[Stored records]
# # # #
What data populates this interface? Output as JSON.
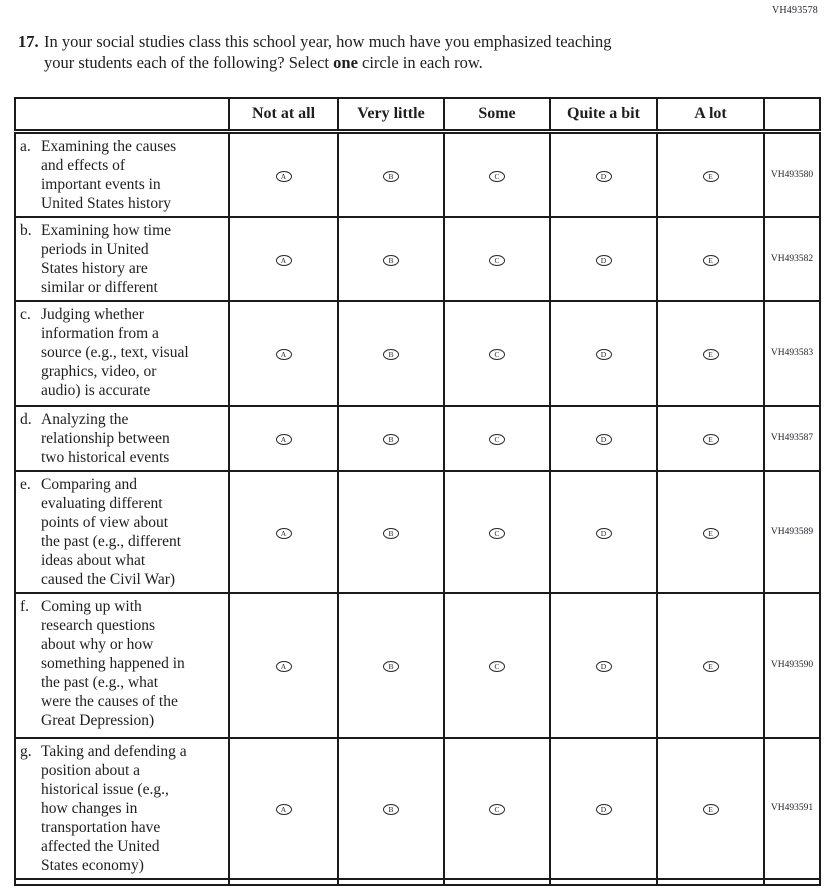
{
  "page": {
    "code_top_right": "VH493578"
  },
  "question": {
    "number": "17.",
    "line1": "In your social studies class this school year, how much have you emphasized teaching",
    "line2_before_bold": "your students each of the following? Select ",
    "bold_word": "one",
    "line2_after_bold": " circle in each row."
  },
  "table": {
    "columns": [
      "Not at all",
      "Very little",
      "Some",
      "Quite a bit",
      "A lot"
    ],
    "options": [
      {
        "label": "Not at all",
        "bubble": "A"
      },
      {
        "label": "Very little",
        "bubble": "B"
      },
      {
        "label": "Some",
        "bubble": "C"
      },
      {
        "label": "Quite a bit",
        "bubble": "D"
      },
      {
        "label": "A lot",
        "bubble": "E"
      }
    ],
    "rows": [
      {
        "letter": "a.",
        "lines": [
          "Examining the causes",
          "and effects of",
          "important events in",
          "United States history"
        ],
        "code": "VH493580"
      },
      {
        "letter": "b.",
        "lines": [
          "Examining how time",
          "periods in United",
          "States history are",
          "similar or different"
        ],
        "code": "VH493582"
      },
      {
        "letter": "c.",
        "lines": [
          "Judging whether",
          "information from a",
          "source (e.g., text, visual",
          "graphics, video, or",
          "audio) is accurate"
        ],
        "code": "VH493583"
      },
      {
        "letter": "d.",
        "lines": [
          "Analyzing the",
          "relationship between",
          "two historical events"
        ],
        "code": "VH493587"
      },
      {
        "letter": "e.",
        "lines": [
          "Comparing and",
          "evaluating different",
          "points of view about",
          "the past (e.g., different",
          "ideas about what",
          "caused the Civil War)"
        ],
        "code": "VH493589"
      },
      {
        "letter": "f.",
        "lines": [
          "Coming up with",
          "research questions",
          "about why or how",
          "something happened in",
          "the past (e.g., what",
          "were the causes of the",
          "Great Depression)"
        ],
        "code": "VH493590"
      },
      {
        "letter": "g.",
        "lines": [
          "Taking and defending a",
          "position about a",
          "historical issue (e.g.,",
          "how changes in",
          "transportation have",
          "affected the United",
          "States economy)"
        ],
        "code": "VH493591"
      }
    ]
  },
  "colors": {
    "ink": "#1b1b1b",
    "background": "#ffffff"
  }
}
# # # #
▶ [TASK OBJECTIVE] Using the records above, output their complete text exactly, minus any images.

▶ [EXERCISE SOLUTION]
What data populates this interface? Output as JSON.
{
  "page": {
    "code_top_right": "VH493578"
  },
  "question": {
    "number": "17.",
    "line1": "In your social studies class this school year, how much have you emphasized teaching",
    "line2_before_bold": "your students each of the following? Select ",
    "bold_word": "one",
    "line2_after_bold": " circle in each row."
  },
  "table": {
    "columns": [
      "Not at all",
      "Very little",
      "Some",
      "Quite a bit",
      "A lot"
    ],
    "options": [
      {
        "label": "Not at all",
        "bubble": "A"
      },
      {
        "label": "Very little",
        "bubble": "B"
      },
      {
        "label": "Some",
        "bubble": "C"
      },
      {
        "label": "Quite a bit",
        "bubble": "D"
      },
      {
        "label": "A lot",
        "bubble": "E"
      }
    ],
    "rows": [
      {
        "letter": "a.",
        "lines": [
          "Examining the causes",
          "and effects of",
          "important events in",
          "United States history"
        ],
        "code": "VH493580"
      },
      {
        "letter": "b.",
        "lines": [
          "Examining how time",
          "periods in United",
          "States history are",
          "similar or different"
        ],
        "code": "VH493582"
      },
      {
        "letter": "c.",
        "lines": [
          "Judging whether",
          "information from a",
          "source (e.g., text, visual",
          "graphics, video, or",
          "audio) is accurate"
        ],
        "code": "VH493583"
      },
      {
        "letter": "d.",
        "lines": [
          "Analyzing the",
          "relationship between",
          "two historical events"
        ],
        "code": "VH493587"
      },
      {
        "letter": "e.",
        "lines": [
          "Comparing and",
          "evaluating different",
          "points of view about",
          "the past (e.g., different",
          "ideas about what",
          "caused the Civil War)"
        ],
        "code": "VH493589"
      },
      {
        "letter": "f.",
        "lines": [
          "Coming up with",
          "research questions",
          "about why or how",
          "something happened in",
          "the past (e.g., what",
          "were the causes of the",
          "Great Depression)"
        ],
        "code": "VH493590"
      },
      {
        "letter": "g.",
        "lines": [
          "Taking and defending a",
          "position about a",
          "historical issue (e.g.,",
          "how changes in",
          "transportation have",
          "affected the United",
          "States economy)"
        ],
        "code": "VH493591"
      }
    ]
  },
  "colors": {
    "ink": "#1b1b1b",
    "background": "#ffffff"
  }
}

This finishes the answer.